What is needed:
Copy every line of the data that includes the string "text".

-- Records provided start --

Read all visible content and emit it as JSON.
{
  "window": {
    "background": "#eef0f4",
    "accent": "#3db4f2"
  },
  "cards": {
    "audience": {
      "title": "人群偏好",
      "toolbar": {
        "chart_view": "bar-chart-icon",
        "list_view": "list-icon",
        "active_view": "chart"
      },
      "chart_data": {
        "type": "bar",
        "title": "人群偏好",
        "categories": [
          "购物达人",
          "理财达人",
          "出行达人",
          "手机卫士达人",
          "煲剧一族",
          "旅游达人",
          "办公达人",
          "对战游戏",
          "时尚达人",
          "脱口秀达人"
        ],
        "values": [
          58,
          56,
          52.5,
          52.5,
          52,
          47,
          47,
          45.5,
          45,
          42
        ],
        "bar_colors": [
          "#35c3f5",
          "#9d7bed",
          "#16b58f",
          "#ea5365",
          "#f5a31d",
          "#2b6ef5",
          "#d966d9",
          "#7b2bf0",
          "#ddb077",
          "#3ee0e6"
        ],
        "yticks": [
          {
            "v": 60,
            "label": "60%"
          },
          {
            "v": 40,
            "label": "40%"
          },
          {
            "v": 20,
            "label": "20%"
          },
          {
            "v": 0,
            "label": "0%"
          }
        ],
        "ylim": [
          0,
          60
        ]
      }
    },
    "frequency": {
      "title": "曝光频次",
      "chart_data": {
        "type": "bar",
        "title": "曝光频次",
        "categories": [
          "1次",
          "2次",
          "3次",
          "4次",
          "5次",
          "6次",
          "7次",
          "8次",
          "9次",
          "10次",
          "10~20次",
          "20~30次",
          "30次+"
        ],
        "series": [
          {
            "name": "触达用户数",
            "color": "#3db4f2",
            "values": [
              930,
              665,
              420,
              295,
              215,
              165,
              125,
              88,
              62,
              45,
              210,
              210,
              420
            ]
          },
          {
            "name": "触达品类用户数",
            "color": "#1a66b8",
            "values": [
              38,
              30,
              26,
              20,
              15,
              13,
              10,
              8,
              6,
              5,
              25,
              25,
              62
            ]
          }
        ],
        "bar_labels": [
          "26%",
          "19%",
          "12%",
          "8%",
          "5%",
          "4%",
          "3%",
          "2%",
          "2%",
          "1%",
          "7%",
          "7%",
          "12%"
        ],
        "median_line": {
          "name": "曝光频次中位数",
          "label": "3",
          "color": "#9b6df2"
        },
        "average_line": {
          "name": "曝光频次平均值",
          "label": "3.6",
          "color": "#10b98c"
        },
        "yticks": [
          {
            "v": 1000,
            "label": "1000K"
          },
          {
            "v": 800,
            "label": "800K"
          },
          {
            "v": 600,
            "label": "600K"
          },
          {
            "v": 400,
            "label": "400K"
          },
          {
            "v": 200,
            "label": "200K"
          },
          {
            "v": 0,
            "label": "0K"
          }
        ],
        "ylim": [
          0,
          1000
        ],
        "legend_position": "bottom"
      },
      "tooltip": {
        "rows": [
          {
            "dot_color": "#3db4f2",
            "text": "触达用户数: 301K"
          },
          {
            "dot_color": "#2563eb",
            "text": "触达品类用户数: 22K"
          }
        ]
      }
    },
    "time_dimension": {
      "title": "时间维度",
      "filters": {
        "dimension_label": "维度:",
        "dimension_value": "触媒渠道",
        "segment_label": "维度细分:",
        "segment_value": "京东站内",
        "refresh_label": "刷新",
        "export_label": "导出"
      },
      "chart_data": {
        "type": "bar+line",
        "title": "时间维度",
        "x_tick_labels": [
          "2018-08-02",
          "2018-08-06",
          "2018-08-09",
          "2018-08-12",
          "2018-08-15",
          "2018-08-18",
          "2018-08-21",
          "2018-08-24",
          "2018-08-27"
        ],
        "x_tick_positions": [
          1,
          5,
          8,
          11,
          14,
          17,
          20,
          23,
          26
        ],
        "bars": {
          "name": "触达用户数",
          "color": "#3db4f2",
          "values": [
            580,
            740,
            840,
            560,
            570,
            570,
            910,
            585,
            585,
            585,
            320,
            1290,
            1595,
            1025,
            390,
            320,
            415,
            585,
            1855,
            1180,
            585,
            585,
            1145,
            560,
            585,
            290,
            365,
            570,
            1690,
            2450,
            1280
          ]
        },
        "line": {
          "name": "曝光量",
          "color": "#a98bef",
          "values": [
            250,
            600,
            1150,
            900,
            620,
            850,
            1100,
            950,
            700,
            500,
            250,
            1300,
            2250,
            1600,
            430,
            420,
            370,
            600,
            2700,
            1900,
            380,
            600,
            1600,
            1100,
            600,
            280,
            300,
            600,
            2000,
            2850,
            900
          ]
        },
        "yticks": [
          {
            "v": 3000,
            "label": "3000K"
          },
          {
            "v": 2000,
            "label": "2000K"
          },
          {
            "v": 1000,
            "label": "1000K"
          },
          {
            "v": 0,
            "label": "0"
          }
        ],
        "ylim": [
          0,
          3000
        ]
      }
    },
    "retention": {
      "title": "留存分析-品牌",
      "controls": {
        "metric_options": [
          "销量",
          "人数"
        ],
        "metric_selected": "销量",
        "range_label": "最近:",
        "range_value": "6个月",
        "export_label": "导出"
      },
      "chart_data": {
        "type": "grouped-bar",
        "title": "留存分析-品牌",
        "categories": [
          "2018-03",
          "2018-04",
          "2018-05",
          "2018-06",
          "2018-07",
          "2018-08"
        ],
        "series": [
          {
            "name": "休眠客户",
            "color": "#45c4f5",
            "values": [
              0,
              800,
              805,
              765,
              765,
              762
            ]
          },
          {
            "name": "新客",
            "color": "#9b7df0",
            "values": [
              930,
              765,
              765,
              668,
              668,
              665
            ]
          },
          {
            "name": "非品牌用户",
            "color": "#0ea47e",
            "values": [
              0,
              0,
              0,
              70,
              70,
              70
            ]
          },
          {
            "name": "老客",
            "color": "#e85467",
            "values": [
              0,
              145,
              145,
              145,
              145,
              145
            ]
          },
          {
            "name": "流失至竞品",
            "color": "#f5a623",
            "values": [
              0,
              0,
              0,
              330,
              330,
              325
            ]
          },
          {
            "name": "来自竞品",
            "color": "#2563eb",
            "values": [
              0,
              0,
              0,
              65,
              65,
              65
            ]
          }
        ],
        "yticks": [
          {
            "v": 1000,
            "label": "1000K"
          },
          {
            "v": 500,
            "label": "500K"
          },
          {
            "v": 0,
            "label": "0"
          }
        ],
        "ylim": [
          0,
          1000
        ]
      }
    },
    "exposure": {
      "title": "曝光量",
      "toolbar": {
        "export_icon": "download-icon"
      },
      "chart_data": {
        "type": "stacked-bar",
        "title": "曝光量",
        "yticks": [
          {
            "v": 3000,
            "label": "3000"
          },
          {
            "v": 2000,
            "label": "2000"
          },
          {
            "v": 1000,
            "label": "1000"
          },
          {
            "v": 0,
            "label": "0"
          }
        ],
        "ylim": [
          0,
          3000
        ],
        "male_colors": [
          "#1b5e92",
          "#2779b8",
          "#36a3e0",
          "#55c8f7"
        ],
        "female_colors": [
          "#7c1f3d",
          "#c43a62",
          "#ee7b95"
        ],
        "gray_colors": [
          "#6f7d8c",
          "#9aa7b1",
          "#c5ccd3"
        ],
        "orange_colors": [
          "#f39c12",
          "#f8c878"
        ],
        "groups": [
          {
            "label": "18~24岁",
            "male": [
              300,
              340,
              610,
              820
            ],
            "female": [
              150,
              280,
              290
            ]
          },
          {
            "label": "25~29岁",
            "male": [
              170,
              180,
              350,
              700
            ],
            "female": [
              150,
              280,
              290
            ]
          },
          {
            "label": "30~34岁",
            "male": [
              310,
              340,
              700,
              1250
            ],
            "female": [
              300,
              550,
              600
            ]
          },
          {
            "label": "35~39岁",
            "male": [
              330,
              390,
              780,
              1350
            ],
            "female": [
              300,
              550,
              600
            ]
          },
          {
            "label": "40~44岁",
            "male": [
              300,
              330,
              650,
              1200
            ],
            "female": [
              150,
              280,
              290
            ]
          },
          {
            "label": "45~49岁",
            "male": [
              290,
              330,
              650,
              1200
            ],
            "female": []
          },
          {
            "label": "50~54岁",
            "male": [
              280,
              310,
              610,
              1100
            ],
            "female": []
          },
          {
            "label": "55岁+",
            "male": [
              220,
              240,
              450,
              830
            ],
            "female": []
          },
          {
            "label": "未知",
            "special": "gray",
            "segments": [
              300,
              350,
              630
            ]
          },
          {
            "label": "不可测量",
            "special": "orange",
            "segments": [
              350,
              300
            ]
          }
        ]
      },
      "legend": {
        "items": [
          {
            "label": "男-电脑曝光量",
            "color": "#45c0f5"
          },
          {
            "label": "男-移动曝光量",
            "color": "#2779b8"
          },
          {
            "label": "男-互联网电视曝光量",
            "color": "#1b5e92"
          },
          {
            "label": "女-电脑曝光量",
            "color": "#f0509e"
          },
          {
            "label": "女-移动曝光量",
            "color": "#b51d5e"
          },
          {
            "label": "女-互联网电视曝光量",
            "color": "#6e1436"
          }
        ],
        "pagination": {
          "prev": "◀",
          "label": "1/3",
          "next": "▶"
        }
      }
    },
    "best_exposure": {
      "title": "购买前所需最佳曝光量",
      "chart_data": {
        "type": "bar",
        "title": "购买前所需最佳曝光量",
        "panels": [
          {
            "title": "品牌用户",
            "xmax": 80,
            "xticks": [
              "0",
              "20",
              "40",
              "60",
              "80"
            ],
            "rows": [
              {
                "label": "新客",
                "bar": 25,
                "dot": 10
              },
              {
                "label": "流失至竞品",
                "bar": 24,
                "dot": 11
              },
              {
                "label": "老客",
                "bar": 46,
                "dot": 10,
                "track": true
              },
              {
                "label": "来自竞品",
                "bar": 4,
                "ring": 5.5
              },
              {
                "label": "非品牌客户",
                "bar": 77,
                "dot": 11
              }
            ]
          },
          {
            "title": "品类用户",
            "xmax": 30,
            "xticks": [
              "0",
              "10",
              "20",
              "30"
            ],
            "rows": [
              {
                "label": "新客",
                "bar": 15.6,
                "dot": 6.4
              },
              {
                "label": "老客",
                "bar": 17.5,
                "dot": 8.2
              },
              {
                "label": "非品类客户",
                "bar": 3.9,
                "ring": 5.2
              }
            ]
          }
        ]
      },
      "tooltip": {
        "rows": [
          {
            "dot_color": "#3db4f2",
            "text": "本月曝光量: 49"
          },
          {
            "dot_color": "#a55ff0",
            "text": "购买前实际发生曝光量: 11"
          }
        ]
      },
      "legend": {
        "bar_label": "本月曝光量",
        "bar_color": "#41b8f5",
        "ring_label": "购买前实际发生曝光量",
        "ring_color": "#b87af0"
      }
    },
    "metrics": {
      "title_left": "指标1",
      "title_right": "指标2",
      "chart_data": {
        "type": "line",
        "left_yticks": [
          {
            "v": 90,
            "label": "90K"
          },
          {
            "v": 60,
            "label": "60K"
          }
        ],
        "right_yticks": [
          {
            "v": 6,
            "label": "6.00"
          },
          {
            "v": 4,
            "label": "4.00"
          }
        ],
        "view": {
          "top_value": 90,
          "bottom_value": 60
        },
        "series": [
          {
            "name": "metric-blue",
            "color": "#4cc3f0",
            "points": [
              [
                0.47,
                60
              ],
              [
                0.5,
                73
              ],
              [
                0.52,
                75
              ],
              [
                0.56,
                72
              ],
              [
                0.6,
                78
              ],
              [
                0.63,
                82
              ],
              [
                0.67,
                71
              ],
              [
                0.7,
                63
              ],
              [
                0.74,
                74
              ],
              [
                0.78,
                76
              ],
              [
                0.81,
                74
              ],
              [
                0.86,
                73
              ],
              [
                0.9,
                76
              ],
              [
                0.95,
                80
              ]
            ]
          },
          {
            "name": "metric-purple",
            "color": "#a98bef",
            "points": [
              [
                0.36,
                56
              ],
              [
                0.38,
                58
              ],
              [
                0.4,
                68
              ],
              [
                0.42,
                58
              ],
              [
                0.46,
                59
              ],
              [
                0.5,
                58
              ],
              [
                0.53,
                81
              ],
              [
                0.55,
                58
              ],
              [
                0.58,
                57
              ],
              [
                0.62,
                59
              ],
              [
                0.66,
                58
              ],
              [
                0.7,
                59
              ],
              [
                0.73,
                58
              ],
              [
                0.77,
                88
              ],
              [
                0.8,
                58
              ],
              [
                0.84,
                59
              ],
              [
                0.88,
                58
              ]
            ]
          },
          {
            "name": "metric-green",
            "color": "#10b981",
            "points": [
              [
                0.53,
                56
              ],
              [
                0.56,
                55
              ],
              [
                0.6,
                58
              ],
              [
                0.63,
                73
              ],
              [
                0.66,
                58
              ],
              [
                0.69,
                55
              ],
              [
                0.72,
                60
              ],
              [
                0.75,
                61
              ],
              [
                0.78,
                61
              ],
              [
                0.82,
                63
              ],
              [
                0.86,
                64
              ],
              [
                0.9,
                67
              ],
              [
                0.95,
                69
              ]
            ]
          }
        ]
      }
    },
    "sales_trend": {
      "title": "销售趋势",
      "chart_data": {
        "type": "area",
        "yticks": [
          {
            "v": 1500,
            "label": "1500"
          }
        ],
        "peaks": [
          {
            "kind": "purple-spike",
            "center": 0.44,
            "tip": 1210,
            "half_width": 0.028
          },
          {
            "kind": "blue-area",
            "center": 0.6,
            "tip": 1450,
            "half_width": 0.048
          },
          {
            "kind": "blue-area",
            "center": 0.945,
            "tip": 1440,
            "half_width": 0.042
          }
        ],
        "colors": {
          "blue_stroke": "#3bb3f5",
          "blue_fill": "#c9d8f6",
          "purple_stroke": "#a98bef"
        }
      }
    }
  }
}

-- Records provided end --

Written reply:
            "text": "触达用户数: 301K"
            "text": "触达品类用户数: 22K"
            "text": "本月曝光量: 49"
            "text": "购买前实际发生曝光量: 11"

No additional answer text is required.